Pull out from the material below all lines with "color".

** Start of Excerpted data **

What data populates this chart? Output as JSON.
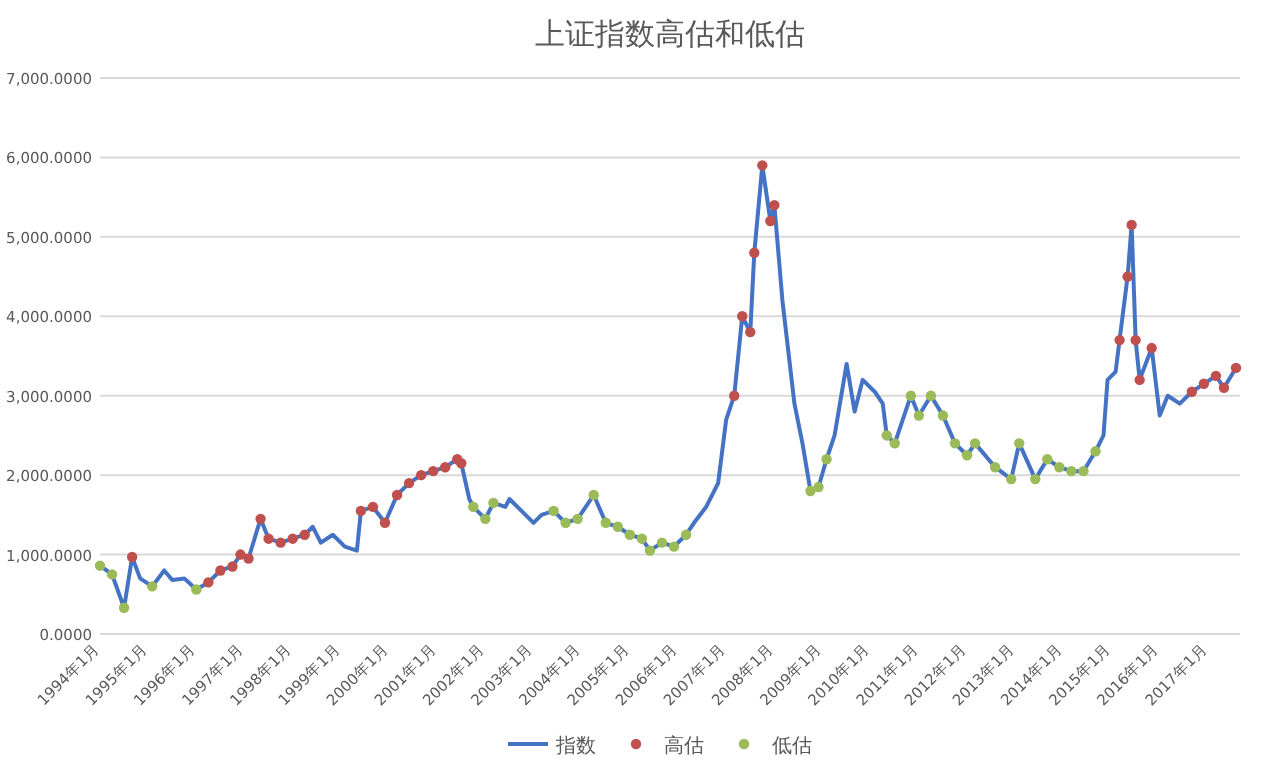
{
  "chart_data": {
    "type": "line",
    "title": "上证指数高估和低估",
    "x": [
      "1994-01",
      "1994-04",
      "1994-07",
      "1994-09",
      "1994-11",
      "1995-02",
      "1995-05",
      "1995-07",
      "1995-10",
      "1996-01",
      "1996-04",
      "1996-07",
      "1996-10",
      "1996-12",
      "1997-02",
      "1997-05",
      "1997-07",
      "1997-10",
      "1998-01",
      "1998-04",
      "1998-06",
      "1998-08",
      "1998-11",
      "1999-02",
      "1999-05",
      "1999-06",
      "1999-09",
      "1999-12",
      "2000-03",
      "2000-06",
      "2000-09",
      "2000-12",
      "2001-03",
      "2001-06",
      "2001-07",
      "2001-09",
      "2001-10",
      "2002-01",
      "2002-03",
      "2002-06",
      "2002-07",
      "2002-10",
      "2003-01",
      "2003-03",
      "2003-06",
      "2003-09",
      "2003-12",
      "2004-04",
      "2004-07",
      "2004-10",
      "2005-01",
      "2005-04",
      "2005-06",
      "2005-09",
      "2005-12",
      "2006-03",
      "2006-05",
      "2006-08",
      "2006-11",
      "2007-01",
      "2007-03",
      "2007-05",
      "2007-07",
      "2007-08",
      "2007-10",
      "2007-12",
      "2008-01",
      "2008-03",
      "2008-06",
      "2008-08",
      "2008-10",
      "2008-12",
      "2009-02",
      "2009-04",
      "2009-07",
      "2009-09",
      "2009-11",
      "2010-02",
      "2010-04",
      "2010-05",
      "2010-07",
      "2010-11",
      "2011-01",
      "2011-04",
      "2011-07",
      "2011-10",
      "2012-01",
      "2012-03",
      "2012-08",
      "2012-12",
      "2013-02",
      "2013-06",
      "2013-09",
      "2013-12",
      "2014-03",
      "2014-06",
      "2014-09",
      "2014-11",
      "2014-12",
      "2015-02",
      "2015-03",
      "2015-05",
      "2015-06",
      "2015-07",
      "2015-08",
      "2015-11",
      "2016-01",
      "2016-03",
      "2016-06",
      "2016-09",
      "2016-12",
      "2017-03",
      "2017-05",
      "2017-08"
    ],
    "series": [
      {
        "name": "指数",
        "color": "#4472c4",
        "values": [
          860,
          750,
          330,
          970,
          700,
          600,
          800,
          680,
          700,
          560,
          650,
          800,
          850,
          1000,
          950,
          1450,
          1200,
          1150,
          1200,
          1250,
          1350,
          1150,
          1250,
          1100,
          1050,
          1550,
          1600,
          1400,
          1750,
          1900,
          2000,
          2050,
          2100,
          2200,
          2150,
          1700,
          1600,
          1450,
          1650,
          1600,
          1700,
          1550,
          1400,
          1500,
          1550,
          1400,
          1450,
          1750,
          1400,
          1350,
          1250,
          1200,
          1050,
          1150,
          1100,
          1250,
          1400,
          1600,
          1900,
          2700,
          3000,
          4000,
          3800,
          4800,
          5900,
          5200,
          5400,
          4200,
          2900,
          2400,
          1800,
          1850,
          2200,
          2500,
          3400,
          2800,
          3200,
          3050,
          2900,
          2500,
          2400,
          3000,
          2750,
          3000,
          2750,
          2400,
          2250,
          2400,
          2100,
          1950,
          2400,
          1950,
          2200,
          2100,
          2050,
          2050,
          2300,
          2500,
          3200,
          3300,
          3700,
          4500,
          5150,
          3700,
          3200,
          3600,
          2750,
          3000,
          2900,
          3050,
          3150,
          3250,
          3100,
          3350
        ]
      },
      {
        "name": "高估",
        "type": "scatter",
        "color": "#c0504d",
        "marker": "circle",
        "x": [
          "1994-09",
          "1996-04",
          "1996-07",
          "1996-10",
          "1996-12",
          "1997-02",
          "1997-05",
          "1997-07",
          "1997-10",
          "1998-01",
          "1998-04",
          "1999-06",
          "1999-09",
          "1999-12",
          "2000-03",
          "2000-06",
          "2000-09",
          "2000-12",
          "2001-03",
          "2001-06",
          "2001-07",
          "2007-03",
          "2007-05",
          "2007-07",
          "2007-08",
          "2007-10",
          "2007-12",
          "2008-01",
          "2015-03",
          "2015-05",
          "2015-06",
          "2015-07",
          "2015-08",
          "2015-11",
          "2016-09",
          "2016-12",
          "2017-03",
          "2017-05",
          "2017-08"
        ],
        "values": [
          970,
          650,
          800,
          850,
          1000,
          950,
          1450,
          1200,
          1150,
          1200,
          1250,
          1550,
          1600,
          1400,
          1750,
          1900,
          2000,
          2050,
          2100,
          2200,
          2150,
          3000,
          4000,
          3800,
          4800,
          5900,
          5200,
          5400,
          3700,
          4500,
          5150,
          3700,
          3200,
          3600,
          3050,
          3150,
          3250,
          3100,
          3350
        ]
      },
      {
        "name": "低估",
        "type": "scatter",
        "color": "#9bbb59",
        "marker": "circle",
        "x": [
          "1994-01",
          "1994-04",
          "1994-07",
          "1995-02",
          "1996-01",
          "2001-10",
          "2002-01",
          "2002-03",
          "2003-06",
          "2003-09",
          "2003-12",
          "2004-04",
          "2004-07",
          "2004-10",
          "2005-01",
          "2005-04",
          "2005-06",
          "2005-09",
          "2005-12",
          "2006-03",
          "2008-10",
          "2008-12",
          "2009-02",
          "2010-05",
          "2010-07",
          "2010-11",
          "2011-01",
          "2011-04",
          "2011-07",
          "2011-10",
          "2012-01",
          "2012-03",
          "2012-08",
          "2012-12",
          "2013-02",
          "2013-06",
          "2013-09",
          "2013-12",
          "2014-03",
          "2014-06",
          "2014-09"
        ],
        "values": [
          860,
          750,
          330,
          600,
          560,
          1600,
          1450,
          1650,
          1550,
          1400,
          1450,
          1750,
          1400,
          1350,
          1250,
          1200,
          1050,
          1150,
          1100,
          1250,
          1800,
          1850,
          2200,
          2500,
          2400,
          3000,
          2750,
          3000,
          2750,
          2400,
          2250,
          2400,
          2100,
          1950,
          2400,
          1950,
          2200,
          2100,
          2050,
          2050,
          2300
        ]
      }
    ],
    "xlim": [
      "1994-01",
      "2017-09"
    ],
    "xticks": [
      {
        "value": "1994-01",
        "label": "1994年1月"
      },
      {
        "value": "1995-01",
        "label": "1995年1月"
      },
      {
        "value": "1996-01",
        "label": "1996年1月"
      },
      {
        "value": "1997-01",
        "label": "1997年1月"
      },
      {
        "value": "1998-01",
        "label": "1998年1月"
      },
      {
        "value": "1999-01",
        "label": "1999年1月"
      },
      {
        "value": "2000-01",
        "label": "2000年1月"
      },
      {
        "value": "2001-01",
        "label": "2001年1月"
      },
      {
        "value": "2002-01",
        "label": "2002年1月"
      },
      {
        "value": "2003-01",
        "label": "2003年1月"
      },
      {
        "value": "2004-01",
        "label": "2004年1月"
      },
      {
        "value": "2005-01",
        "label": "2005年1月"
      },
      {
        "value": "2006-01",
        "label": "2006年1月"
      },
      {
        "value": "2007-01",
        "label": "2007年1月"
      },
      {
        "value": "2008-01",
        "label": "2008年1月"
      },
      {
        "value": "2009-01",
        "label": "2009年1月"
      },
      {
        "value": "2010-01",
        "label": "2010年1月"
      },
      {
        "value": "2011-01",
        "label": "2011年1月"
      },
      {
        "value": "2012-01",
        "label": "2012年1月"
      },
      {
        "value": "2013-01",
        "label": "2013年1月"
      },
      {
        "value": "2014-01",
        "label": "2014年1月"
      },
      {
        "value": "2015-01",
        "label": "2015年1月"
      },
      {
        "value": "2016-01",
        "label": "2016年1月"
      },
      {
        "value": "2017-01",
        "label": "2017年1月"
      }
    ],
    "ylim": [
      0,
      7000
    ],
    "yticks": [
      {
        "value": 0,
        "label": "0.0000"
      },
      {
        "value": 1000,
        "label": "1,000.0000"
      },
      {
        "value": 2000,
        "label": "2,000.0000"
      },
      {
        "value": 3000,
        "label": "3,000.0000"
      },
      {
        "value": 4000,
        "label": "4,000.0000"
      },
      {
        "value": 5000,
        "label": "5,000.0000"
      },
      {
        "value": 6000,
        "label": "6,000.0000"
      },
      {
        "value": 7000,
        "label": "7,000.0000"
      }
    ],
    "grid": "y",
    "legend": "bottom"
  }
}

** End of Excerpted data **

*Problem solution*.
        "color": "#4472c4",
        "color": "#c0504d",
        "color": "#9bbb59",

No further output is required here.